─── Records to process ───

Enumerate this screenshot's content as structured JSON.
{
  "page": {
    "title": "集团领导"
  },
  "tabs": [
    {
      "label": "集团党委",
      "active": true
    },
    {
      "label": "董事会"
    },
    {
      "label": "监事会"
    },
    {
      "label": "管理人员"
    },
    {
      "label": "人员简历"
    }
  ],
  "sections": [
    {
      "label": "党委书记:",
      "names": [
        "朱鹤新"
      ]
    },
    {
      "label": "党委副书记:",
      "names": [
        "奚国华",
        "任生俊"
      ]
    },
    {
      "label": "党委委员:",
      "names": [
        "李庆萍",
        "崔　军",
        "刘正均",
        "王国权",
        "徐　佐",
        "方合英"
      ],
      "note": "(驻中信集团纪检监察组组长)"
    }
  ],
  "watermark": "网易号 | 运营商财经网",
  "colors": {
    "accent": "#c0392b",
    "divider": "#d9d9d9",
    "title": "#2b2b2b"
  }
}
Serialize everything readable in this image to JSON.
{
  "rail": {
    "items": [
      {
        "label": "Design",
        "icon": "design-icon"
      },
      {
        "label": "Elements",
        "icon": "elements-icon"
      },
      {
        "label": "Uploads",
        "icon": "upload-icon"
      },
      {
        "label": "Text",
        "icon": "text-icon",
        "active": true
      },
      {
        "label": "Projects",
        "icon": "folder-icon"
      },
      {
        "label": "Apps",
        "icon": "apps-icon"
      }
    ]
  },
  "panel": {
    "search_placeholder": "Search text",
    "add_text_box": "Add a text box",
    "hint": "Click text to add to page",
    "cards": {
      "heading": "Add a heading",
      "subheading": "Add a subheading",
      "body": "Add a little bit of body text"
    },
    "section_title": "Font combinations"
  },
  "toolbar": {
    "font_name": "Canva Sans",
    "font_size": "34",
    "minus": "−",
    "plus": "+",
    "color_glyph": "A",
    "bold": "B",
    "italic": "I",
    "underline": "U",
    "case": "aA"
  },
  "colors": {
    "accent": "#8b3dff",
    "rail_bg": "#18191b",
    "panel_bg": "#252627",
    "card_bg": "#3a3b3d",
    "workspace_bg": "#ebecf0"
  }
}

───

### Goal
Check each line above for "this" and return the ones that have it.

### Written solution
Enumerate this screenshot's content as structured JSON.
Serialize everything readable in this image to JSON.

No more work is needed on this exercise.